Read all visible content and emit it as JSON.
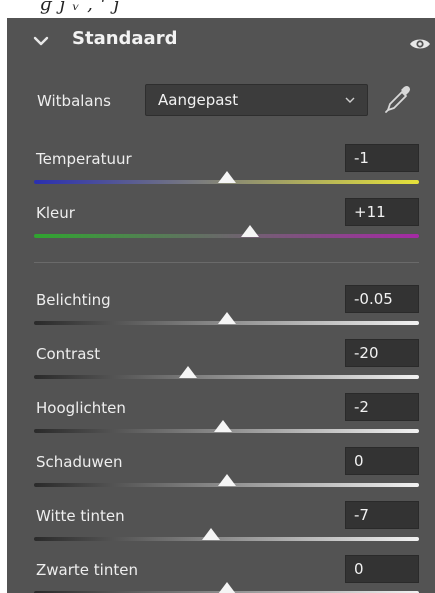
{
  "section": {
    "title": "Standaard"
  },
  "white_balance": {
    "label": "Witbalans",
    "selected": "Aangepast"
  },
  "color_sliders": [
    {
      "label": "Temperatuur",
      "value": "-1",
      "position": 0.5
    },
    {
      "label": "Kleur",
      "value": "+11",
      "position": 0.56
    }
  ],
  "tone_sliders": [
    {
      "label": "Belichting",
      "value": "-0.05",
      "position": 0.5
    },
    {
      "label": "Contrast",
      "value": "-20",
      "position": 0.4
    },
    {
      "label": "Hooglichten",
      "value": "-2",
      "position": 0.49
    },
    {
      "label": "Schaduwen",
      "value": "0",
      "position": 0.5
    },
    {
      "label": "Witte tinten",
      "value": "-7",
      "position": 0.46
    },
    {
      "label": "Zwarte tinten",
      "value": "0",
      "position": 0.5
    }
  ],
  "colors": {
    "panel_bg": "#535353",
    "field_bg": "#333333",
    "temperature_gradient": [
      "#2a2fb0",
      "#e6e23a"
    ],
    "tint_gradient": [
      "#2fa52f",
      "#a52aa5"
    ],
    "tone_gradient": [
      "#2a2a2a",
      "#f2f2f2"
    ]
  },
  "icons": {
    "collapse": "chevron-down-icon",
    "visibility": "eye-icon",
    "picker": "eyedropper-icon",
    "dropdown": "caret-down-icon"
  }
}
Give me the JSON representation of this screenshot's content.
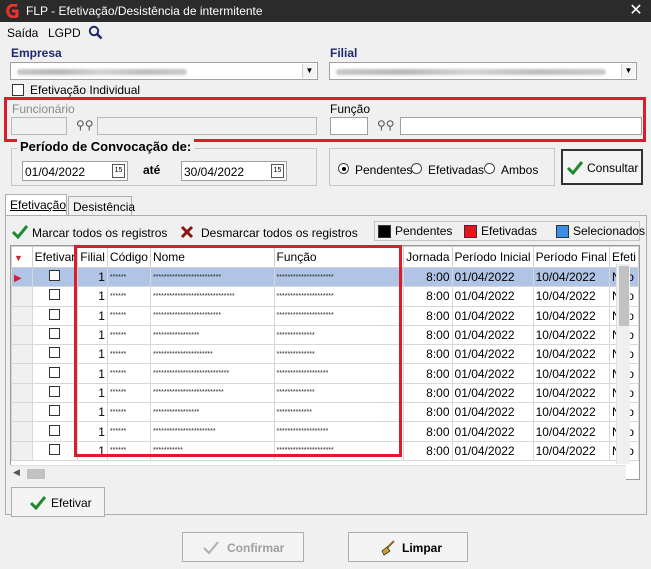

________________________

STATED EXERCISE ::
Reproduce the full material exactly, excluding the pictures.

ANSWER TO THE EXERCISE ::
Read all visible content and emit it as JSON.
{
  "section": {
    "title": "Standaard"
  },
  "white_balance": {
    "label": "Witbalans",
    "selected": "Aangepast"
  },
  "color_sliders": [
    {
      "label": "Temperatuur",
      "value": "-1",
      "position": 0.5
    },
    {
      "label": "Kleur",
      "value": "+11",
      "position": 0.56
    }
  ],
  "tone_sliders": [
    {
      "label": "Belichting",
      "value": "-0.05",
      "position": 0.5
    },
    {
      "label": "Contrast",
      "value": "-20",
      "position": 0.4
    },
    {
      "label": "Hooglichten",
      "value": "-2",
      "position": 0.49
    },
    {
      "label": "Schaduwen",
      "value": "0",
      "position": 0.5
    },
    {
      "label": "Witte tinten",
      "value": "-7",
      "position": 0.46
    },
    {
      "label": "Zwarte tinten",
      "value": "0",
      "position": 0.5
    }
  ],
  "colors": {
    "panel_bg": "#535353",
    "field_bg": "#333333",
    "temperature_gradient": [
      "#2a2fb0",
      "#e6e23a"
    ],
    "tint_gradient": [
      "#2fa52f",
      "#a52aa5"
    ],
    "tone_gradient": [
      "#2a2a2a",
      "#f2f2f2"
    ]
  },
  "icons": {
    "collapse": "chevron-down-icon",
    "visibility": "eye-icon",
    "picker": "eyedropper-icon",
    "dropdown": "caret-down-icon"
  }
}
Give me the JSON representation of this screenshot's content.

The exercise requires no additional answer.